▸ THE PROBLEM: Filter the entries below, keeping every line that has the word "thumb".

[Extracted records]
------------------------

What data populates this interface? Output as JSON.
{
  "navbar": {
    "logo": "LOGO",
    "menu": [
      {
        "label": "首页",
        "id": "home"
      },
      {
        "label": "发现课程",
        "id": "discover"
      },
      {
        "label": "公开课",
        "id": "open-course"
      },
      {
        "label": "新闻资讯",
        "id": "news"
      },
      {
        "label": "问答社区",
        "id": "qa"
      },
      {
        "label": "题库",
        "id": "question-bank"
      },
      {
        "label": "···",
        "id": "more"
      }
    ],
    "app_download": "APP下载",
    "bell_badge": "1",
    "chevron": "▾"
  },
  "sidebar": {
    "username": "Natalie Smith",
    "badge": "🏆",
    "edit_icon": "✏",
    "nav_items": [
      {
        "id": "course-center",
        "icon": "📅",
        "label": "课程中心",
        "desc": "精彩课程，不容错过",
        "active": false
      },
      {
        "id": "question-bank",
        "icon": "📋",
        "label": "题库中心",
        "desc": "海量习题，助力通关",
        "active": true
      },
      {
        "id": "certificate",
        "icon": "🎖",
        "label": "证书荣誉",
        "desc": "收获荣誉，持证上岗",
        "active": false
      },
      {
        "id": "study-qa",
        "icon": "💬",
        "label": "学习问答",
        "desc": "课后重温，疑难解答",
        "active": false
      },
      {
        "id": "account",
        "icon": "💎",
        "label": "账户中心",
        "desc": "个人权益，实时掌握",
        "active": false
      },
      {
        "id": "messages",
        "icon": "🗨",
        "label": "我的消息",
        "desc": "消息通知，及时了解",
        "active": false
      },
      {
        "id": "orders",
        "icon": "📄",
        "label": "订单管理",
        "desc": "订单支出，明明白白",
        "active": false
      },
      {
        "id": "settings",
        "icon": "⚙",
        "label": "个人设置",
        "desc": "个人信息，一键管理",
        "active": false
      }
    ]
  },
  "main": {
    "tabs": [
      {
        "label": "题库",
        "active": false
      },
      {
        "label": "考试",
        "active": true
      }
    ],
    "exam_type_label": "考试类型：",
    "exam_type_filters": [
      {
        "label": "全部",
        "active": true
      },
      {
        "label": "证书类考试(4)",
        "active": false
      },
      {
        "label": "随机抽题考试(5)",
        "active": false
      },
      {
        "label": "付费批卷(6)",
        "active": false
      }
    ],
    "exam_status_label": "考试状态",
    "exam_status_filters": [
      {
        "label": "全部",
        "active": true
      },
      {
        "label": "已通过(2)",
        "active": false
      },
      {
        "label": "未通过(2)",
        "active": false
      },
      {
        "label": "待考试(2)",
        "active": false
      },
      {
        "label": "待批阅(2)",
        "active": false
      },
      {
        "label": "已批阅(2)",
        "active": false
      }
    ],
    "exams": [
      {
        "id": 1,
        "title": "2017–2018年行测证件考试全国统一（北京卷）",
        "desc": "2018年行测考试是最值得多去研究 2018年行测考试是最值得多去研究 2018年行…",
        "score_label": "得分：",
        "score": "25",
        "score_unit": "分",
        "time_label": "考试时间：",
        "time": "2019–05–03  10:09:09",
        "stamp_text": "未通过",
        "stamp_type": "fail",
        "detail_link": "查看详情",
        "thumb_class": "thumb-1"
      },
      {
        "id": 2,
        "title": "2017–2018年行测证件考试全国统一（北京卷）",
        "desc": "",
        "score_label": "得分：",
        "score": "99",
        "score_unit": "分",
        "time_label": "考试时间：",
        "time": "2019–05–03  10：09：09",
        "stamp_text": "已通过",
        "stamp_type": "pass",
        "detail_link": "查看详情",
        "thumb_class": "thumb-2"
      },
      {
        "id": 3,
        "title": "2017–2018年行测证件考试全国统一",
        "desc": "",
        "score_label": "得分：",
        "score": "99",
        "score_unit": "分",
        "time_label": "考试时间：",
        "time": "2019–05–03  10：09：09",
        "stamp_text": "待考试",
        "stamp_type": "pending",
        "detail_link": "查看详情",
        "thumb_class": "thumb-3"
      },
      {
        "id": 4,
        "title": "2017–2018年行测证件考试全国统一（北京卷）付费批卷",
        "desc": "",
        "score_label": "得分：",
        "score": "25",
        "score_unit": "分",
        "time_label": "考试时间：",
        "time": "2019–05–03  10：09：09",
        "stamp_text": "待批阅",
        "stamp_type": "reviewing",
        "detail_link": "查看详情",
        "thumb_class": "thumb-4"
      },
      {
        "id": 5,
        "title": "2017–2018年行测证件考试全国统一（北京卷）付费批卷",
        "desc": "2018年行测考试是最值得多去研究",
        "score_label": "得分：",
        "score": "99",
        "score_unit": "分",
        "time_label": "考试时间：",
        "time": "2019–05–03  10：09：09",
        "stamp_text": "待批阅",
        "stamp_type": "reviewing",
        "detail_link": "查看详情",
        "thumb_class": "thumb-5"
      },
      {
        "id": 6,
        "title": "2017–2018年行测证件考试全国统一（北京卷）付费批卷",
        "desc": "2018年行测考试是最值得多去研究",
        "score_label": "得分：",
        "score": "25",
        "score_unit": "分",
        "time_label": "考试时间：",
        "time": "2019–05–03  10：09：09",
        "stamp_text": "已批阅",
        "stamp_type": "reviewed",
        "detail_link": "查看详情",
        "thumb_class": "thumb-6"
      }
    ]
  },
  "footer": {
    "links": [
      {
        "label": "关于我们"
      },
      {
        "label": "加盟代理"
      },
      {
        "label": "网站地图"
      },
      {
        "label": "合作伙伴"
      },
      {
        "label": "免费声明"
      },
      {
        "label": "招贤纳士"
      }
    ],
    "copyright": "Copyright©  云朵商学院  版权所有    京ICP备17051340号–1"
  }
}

------------------------

▸ THE RESPONSE:
        "thumb_class": "thumb-1"
        "thumb_class": "thumb-2"
        "thumb_class": "thumb-3"
        "thumb_class": "thumb-4"
        "thumb_class": "thumb-5"
        "thumb_class": "thumb-6"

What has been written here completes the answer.